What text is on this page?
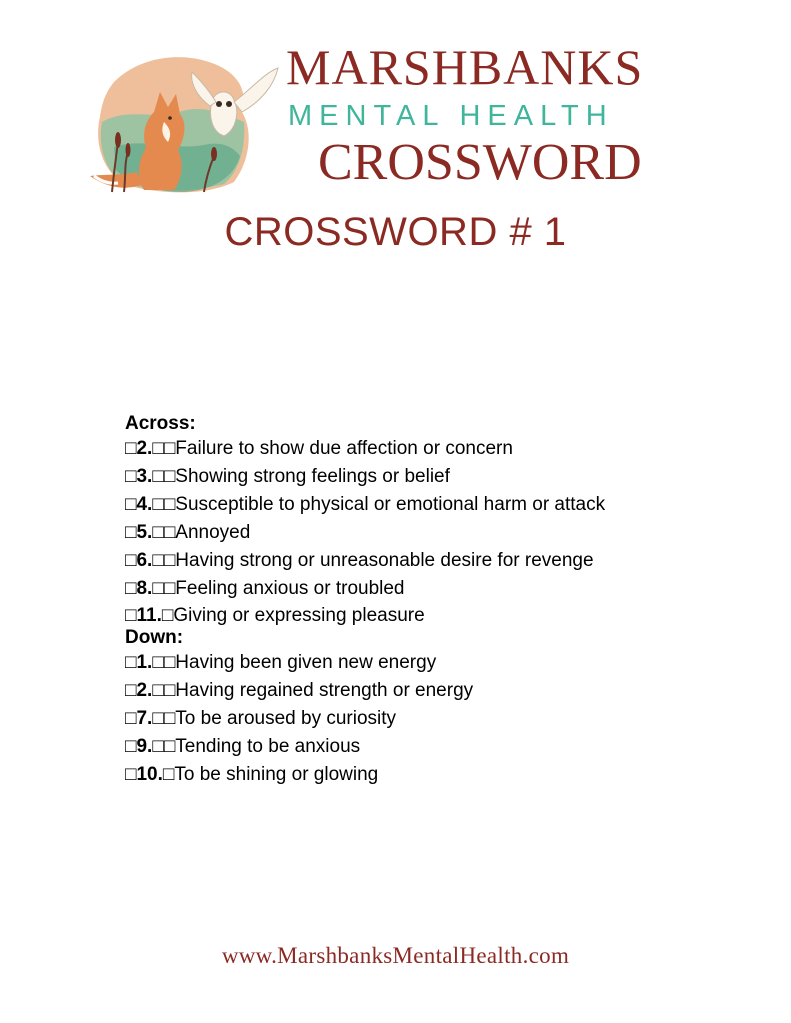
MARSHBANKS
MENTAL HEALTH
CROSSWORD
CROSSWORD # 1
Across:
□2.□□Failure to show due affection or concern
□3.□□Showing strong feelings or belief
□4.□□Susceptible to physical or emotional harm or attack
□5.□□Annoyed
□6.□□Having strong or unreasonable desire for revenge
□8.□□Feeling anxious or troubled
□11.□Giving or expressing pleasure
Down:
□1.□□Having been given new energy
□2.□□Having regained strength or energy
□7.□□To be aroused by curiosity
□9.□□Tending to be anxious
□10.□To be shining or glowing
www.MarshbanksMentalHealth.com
--
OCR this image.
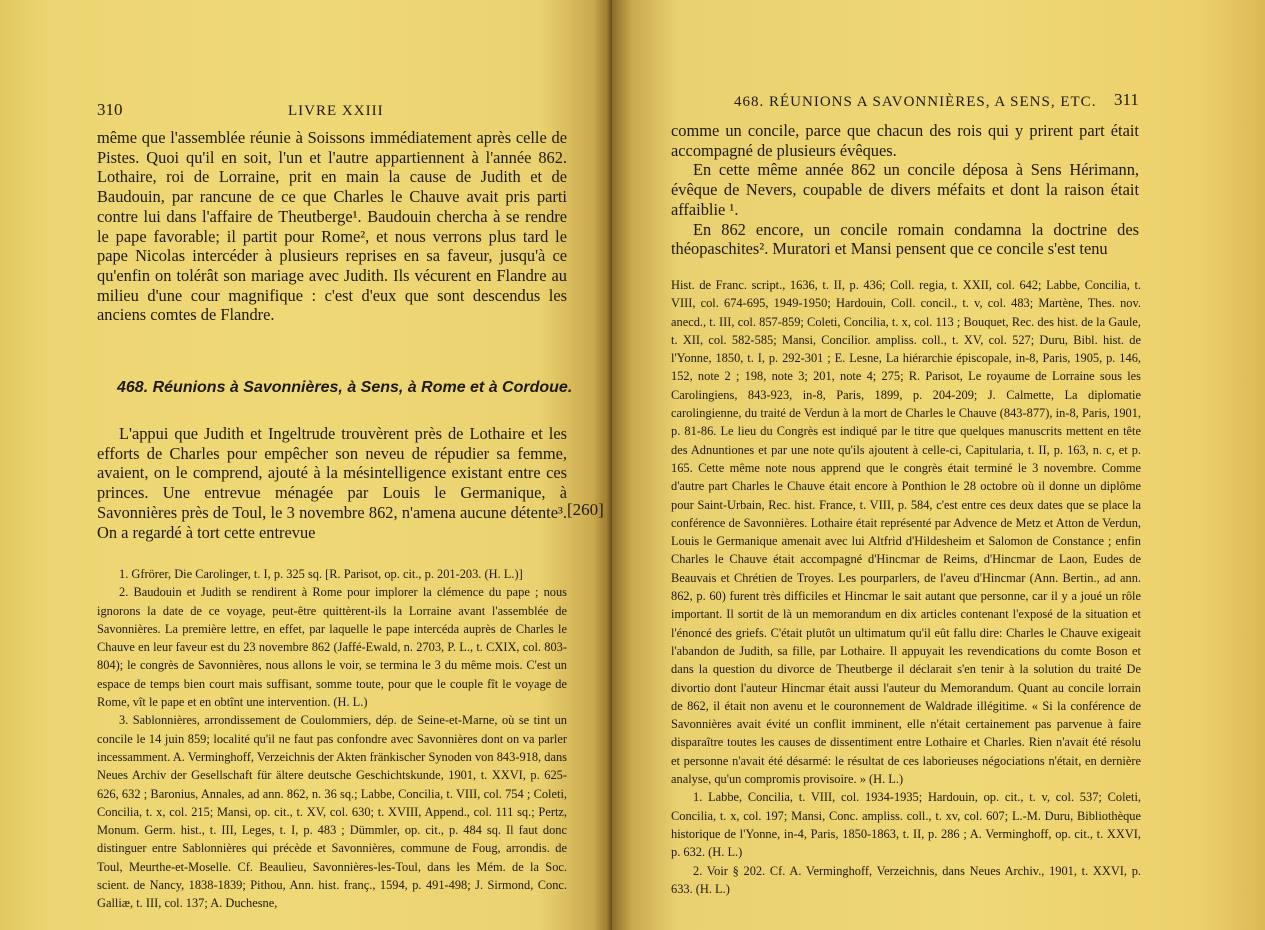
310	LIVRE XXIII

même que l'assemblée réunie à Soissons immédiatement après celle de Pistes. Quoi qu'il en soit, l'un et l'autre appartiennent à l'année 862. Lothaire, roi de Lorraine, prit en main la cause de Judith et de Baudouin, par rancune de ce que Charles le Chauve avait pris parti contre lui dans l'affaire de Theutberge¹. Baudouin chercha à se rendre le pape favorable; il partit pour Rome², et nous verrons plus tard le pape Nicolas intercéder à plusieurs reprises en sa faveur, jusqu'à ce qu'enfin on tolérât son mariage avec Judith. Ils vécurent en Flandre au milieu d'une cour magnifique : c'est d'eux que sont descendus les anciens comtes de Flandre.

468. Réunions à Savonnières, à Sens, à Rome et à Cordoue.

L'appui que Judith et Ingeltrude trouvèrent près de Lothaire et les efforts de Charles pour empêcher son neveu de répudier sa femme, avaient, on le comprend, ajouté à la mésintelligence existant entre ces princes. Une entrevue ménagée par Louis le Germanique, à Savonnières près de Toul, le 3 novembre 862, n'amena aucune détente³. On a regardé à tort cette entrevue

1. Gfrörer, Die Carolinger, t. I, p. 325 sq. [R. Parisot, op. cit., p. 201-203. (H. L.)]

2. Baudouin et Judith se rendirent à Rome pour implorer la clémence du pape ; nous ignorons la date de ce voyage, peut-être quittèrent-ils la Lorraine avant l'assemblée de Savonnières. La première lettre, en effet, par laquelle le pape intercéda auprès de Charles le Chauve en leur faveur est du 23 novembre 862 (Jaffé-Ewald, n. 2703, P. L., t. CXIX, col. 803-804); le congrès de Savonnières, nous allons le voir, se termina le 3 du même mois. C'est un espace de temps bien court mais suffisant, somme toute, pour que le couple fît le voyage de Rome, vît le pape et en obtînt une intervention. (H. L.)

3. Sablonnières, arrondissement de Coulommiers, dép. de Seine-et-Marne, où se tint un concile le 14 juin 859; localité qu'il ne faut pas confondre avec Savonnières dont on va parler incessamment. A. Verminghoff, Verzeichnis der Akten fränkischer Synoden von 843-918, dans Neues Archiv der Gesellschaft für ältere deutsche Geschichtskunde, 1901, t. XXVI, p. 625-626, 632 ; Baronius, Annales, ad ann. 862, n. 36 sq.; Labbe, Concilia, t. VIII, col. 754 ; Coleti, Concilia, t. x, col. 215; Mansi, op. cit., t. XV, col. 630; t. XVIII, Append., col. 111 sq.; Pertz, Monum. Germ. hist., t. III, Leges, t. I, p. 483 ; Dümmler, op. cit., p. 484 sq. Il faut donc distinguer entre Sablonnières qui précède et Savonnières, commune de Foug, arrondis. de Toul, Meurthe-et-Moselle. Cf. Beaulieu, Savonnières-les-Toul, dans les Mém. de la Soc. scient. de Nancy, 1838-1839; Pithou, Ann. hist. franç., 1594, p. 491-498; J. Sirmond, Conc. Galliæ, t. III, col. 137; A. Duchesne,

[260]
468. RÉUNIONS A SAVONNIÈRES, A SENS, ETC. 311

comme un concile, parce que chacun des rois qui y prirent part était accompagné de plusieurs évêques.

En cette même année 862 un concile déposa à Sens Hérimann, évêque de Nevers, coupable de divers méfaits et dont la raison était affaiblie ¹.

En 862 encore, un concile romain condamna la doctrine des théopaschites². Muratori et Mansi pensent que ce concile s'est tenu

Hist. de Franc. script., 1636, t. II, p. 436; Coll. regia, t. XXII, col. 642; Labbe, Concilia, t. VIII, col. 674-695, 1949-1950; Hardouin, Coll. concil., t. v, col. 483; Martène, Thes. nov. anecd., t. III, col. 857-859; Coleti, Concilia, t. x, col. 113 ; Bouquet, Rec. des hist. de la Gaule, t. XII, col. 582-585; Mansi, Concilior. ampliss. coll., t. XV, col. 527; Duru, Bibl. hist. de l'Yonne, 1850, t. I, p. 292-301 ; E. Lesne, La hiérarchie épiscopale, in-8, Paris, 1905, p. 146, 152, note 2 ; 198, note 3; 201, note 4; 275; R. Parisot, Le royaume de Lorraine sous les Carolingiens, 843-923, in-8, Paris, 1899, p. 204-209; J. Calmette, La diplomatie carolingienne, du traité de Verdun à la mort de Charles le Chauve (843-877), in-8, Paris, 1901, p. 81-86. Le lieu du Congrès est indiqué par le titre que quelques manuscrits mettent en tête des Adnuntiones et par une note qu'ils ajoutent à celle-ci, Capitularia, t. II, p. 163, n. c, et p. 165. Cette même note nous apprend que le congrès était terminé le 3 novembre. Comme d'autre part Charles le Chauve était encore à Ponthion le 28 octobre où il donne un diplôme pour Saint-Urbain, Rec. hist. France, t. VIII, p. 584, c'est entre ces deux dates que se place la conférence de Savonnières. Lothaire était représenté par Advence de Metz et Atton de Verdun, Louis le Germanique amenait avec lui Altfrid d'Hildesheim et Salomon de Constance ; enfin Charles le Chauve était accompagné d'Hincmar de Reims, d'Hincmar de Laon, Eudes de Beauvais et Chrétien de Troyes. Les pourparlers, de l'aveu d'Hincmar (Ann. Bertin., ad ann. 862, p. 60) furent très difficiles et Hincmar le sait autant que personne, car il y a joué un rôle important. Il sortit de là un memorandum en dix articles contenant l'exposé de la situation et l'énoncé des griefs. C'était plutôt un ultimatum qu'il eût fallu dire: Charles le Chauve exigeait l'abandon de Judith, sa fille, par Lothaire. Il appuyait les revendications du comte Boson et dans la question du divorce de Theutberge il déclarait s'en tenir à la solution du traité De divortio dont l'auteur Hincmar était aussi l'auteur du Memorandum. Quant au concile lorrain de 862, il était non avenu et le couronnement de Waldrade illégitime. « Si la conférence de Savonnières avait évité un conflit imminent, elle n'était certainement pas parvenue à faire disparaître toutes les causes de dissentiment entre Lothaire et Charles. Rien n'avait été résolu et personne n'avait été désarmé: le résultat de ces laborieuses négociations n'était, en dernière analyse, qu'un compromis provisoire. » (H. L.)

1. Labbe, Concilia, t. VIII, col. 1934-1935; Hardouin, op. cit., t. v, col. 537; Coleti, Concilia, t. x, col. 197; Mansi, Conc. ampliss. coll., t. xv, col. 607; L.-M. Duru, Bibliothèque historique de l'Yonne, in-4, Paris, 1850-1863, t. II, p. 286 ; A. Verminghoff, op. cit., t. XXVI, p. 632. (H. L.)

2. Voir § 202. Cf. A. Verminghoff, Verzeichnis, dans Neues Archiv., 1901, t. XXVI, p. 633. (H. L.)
--
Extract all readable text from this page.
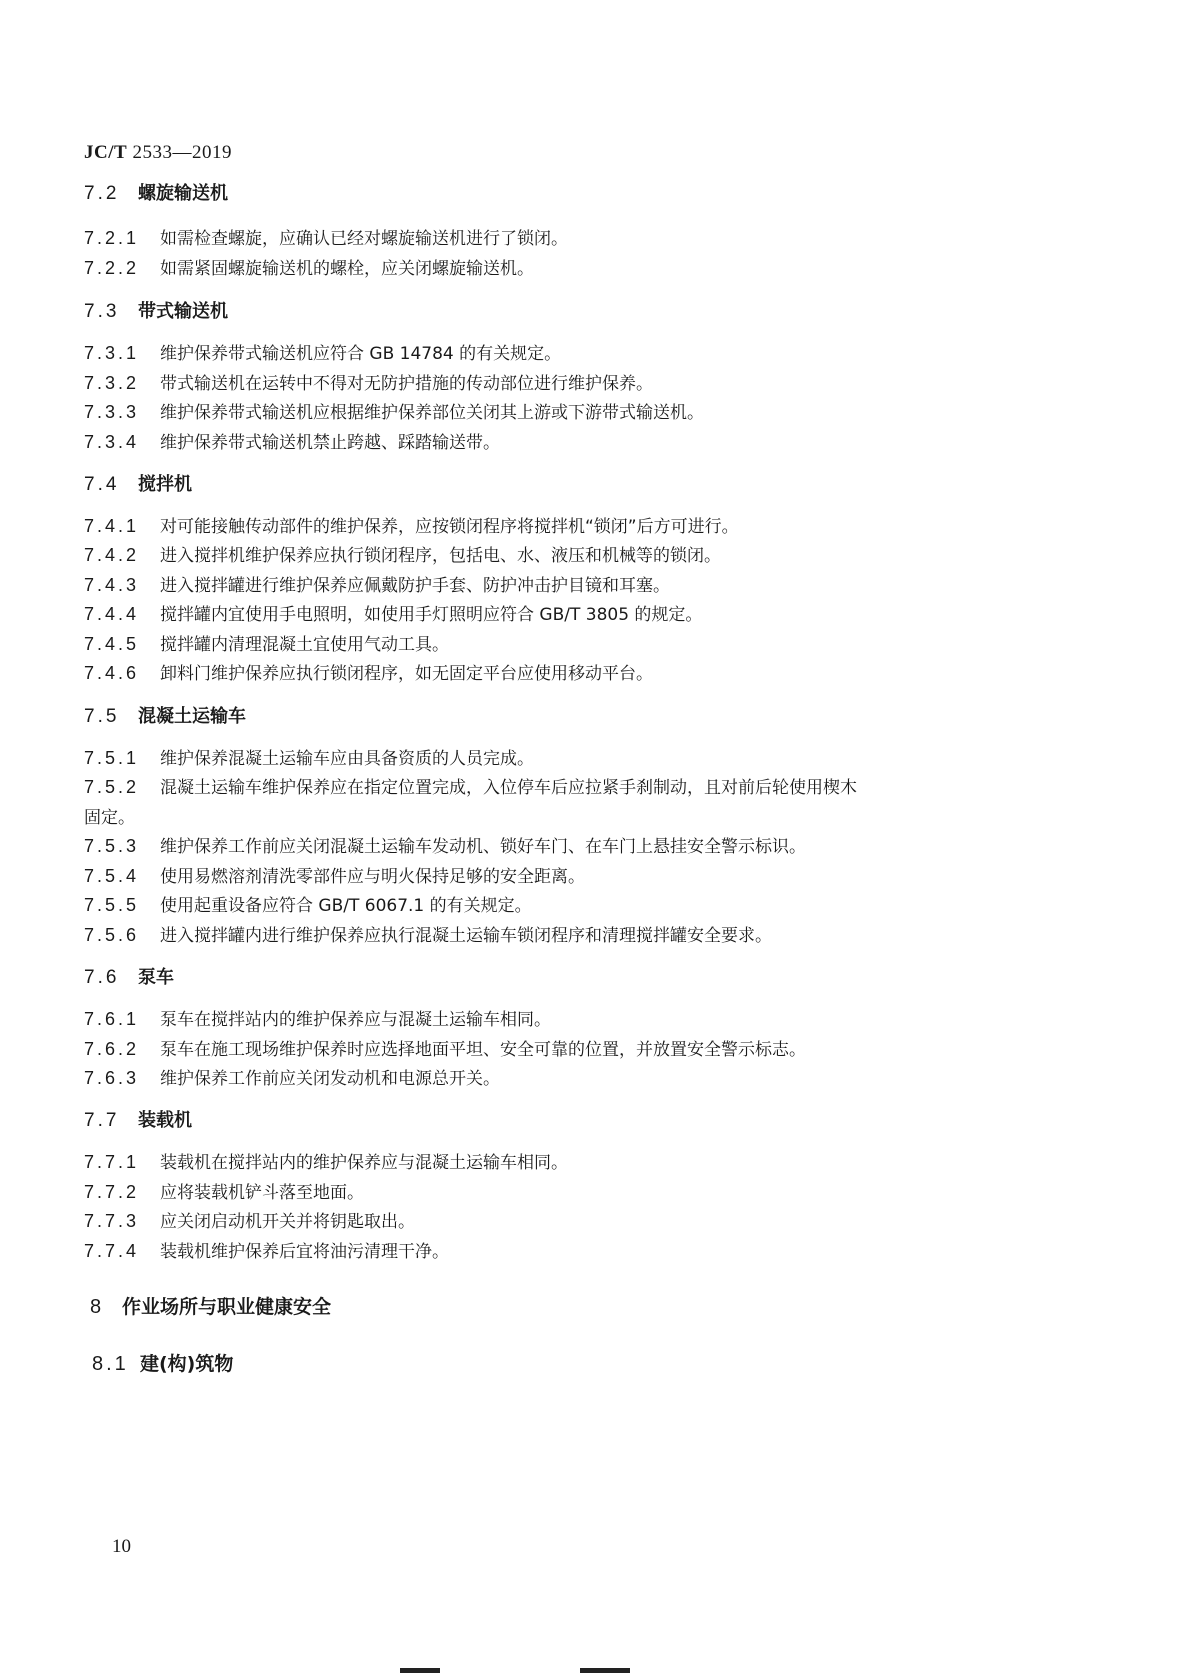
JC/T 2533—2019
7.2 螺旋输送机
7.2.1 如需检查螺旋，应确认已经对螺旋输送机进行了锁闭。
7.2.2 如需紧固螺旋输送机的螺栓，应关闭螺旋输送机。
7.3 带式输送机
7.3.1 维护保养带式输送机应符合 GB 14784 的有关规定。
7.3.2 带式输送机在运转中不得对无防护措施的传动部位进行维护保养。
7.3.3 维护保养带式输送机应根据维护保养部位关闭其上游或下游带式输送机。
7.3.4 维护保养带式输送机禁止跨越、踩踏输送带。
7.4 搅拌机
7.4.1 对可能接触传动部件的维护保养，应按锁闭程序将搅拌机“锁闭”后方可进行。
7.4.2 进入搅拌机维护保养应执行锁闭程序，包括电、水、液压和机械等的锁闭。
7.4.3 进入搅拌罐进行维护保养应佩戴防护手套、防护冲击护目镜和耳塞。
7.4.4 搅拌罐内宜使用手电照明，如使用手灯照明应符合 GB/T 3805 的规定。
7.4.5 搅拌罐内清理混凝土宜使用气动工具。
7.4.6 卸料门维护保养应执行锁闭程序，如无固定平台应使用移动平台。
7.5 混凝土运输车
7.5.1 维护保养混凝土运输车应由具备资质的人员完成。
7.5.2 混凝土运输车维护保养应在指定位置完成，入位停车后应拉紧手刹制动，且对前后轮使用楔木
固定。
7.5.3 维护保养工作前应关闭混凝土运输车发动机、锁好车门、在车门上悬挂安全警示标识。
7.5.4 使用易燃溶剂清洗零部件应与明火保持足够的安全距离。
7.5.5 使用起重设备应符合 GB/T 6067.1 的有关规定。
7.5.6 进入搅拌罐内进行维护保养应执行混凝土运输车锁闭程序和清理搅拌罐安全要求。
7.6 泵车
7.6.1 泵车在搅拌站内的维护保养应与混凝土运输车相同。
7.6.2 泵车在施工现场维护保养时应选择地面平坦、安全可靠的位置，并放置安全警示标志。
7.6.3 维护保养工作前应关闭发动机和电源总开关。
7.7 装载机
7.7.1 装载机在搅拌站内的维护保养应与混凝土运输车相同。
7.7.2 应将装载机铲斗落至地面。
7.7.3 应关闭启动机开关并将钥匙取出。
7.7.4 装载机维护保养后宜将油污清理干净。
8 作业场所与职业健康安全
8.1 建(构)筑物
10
--
### What the task asks
Show the lines from the data above that contain the string "的有关规定".

### Solution to the problem
7.3.1 维护保养带式输送机应符合 GB 14784 的有关规定。
7.5.5 使用起重设备应符合 GB/T 6067.1 的有关规定。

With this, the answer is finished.